***** Provided records *****

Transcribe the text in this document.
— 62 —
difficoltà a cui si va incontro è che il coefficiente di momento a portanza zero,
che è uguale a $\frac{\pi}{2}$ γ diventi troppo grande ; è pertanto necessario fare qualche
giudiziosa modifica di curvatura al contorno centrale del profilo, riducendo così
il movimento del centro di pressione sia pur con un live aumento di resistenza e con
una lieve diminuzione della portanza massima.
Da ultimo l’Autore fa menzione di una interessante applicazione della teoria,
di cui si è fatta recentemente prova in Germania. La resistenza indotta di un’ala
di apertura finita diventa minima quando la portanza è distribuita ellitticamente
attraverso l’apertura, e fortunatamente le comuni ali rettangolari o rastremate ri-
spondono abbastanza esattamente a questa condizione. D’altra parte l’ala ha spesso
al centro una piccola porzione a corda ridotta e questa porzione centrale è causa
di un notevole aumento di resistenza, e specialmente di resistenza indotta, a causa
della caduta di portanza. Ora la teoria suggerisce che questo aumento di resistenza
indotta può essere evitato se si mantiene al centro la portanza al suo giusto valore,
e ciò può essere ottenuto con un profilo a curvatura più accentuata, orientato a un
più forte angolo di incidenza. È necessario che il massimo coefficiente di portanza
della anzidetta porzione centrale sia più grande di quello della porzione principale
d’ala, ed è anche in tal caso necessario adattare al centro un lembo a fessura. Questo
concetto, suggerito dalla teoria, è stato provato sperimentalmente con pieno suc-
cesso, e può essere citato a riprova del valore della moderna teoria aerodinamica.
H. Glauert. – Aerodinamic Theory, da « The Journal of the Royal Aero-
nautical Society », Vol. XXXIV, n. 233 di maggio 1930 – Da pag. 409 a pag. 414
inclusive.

*****

**Work to complete:** Filter the entries down to the lines with the word "portanza" in them.

**Task solution:**
difficoltà a cui si va incontro è che il coefficiente di momento a portanza zero,
una lieve diminuzione della portanza massima.
di apertura finita diventa minima quando la portanza è distribuita ellitticamente
della caduta di portanza. Ora la teoria suggerisce che questo aumento di resistenza
indotta può essere evitato se si mantiene al centro la portanza al suo giusto valore,
più forte angolo di incidenza. È necessario che il massimo coefficiente di portanza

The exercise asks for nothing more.